__What is needed__
State only the number of lines that include "防盗报警".

•••

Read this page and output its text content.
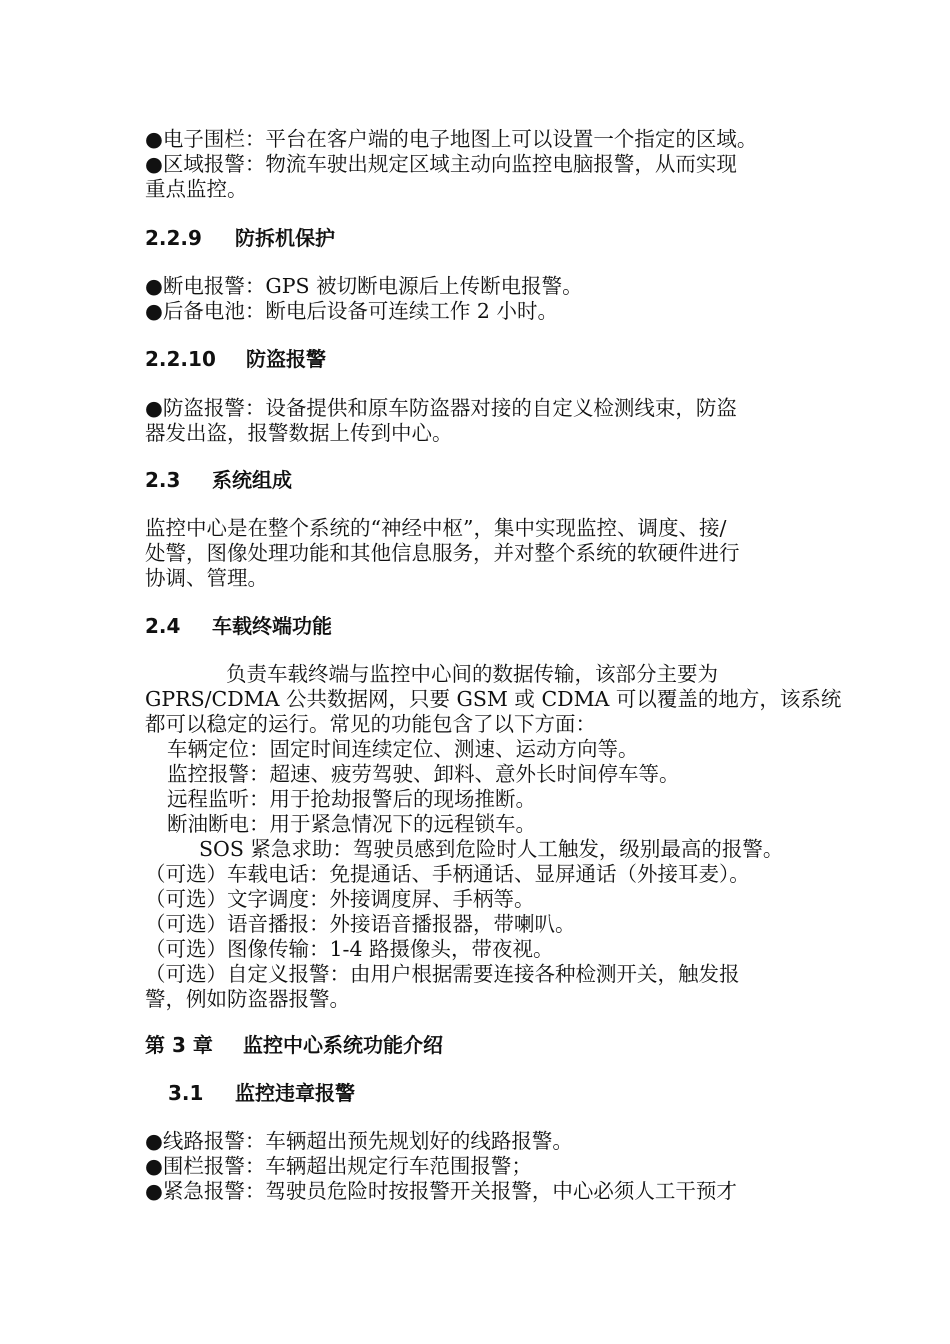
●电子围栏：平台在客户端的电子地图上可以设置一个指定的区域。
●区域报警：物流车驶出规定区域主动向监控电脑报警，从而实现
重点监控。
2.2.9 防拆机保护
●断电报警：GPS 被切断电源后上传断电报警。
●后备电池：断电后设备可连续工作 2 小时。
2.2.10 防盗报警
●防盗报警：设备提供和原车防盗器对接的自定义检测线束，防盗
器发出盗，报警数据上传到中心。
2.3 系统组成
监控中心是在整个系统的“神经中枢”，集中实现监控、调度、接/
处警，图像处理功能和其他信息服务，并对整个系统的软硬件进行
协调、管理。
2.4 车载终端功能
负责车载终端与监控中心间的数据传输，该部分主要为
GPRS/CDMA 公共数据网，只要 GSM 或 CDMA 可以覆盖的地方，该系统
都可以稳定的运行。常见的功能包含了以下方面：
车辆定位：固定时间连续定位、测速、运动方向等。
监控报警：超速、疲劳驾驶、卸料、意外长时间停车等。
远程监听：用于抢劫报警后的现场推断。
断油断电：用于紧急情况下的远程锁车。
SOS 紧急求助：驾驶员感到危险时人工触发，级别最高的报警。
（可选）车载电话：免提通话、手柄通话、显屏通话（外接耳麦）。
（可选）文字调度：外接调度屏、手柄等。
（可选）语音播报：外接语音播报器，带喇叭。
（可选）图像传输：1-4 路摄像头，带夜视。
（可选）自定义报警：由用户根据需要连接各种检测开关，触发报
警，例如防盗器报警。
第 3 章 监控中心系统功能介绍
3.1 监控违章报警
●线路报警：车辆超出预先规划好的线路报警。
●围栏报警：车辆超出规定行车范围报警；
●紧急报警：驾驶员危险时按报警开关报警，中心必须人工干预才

•••

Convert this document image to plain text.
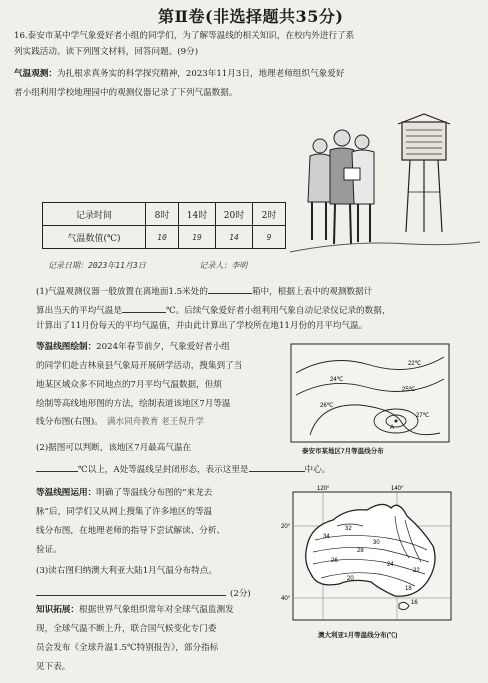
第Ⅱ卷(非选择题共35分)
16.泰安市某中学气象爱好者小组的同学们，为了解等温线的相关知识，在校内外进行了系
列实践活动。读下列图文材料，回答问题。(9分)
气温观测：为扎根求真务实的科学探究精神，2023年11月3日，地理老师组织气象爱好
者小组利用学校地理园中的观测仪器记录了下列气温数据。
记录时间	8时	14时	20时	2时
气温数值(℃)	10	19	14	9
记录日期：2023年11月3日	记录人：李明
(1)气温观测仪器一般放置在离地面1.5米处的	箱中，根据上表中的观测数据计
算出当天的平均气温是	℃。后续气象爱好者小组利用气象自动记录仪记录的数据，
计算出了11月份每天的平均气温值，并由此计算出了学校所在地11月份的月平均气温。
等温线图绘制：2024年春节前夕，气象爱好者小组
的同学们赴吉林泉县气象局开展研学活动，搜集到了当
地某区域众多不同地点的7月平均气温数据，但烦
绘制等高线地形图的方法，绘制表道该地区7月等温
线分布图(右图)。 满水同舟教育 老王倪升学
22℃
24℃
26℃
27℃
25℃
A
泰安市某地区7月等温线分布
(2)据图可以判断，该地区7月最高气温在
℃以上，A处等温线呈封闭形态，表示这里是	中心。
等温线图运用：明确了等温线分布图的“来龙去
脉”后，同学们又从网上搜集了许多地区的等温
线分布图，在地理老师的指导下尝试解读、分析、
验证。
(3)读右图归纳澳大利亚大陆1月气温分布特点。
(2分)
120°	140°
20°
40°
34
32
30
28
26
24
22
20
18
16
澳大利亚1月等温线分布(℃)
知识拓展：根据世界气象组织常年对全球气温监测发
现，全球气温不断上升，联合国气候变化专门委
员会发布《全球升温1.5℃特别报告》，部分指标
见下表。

•••

__Response to this exercise__
2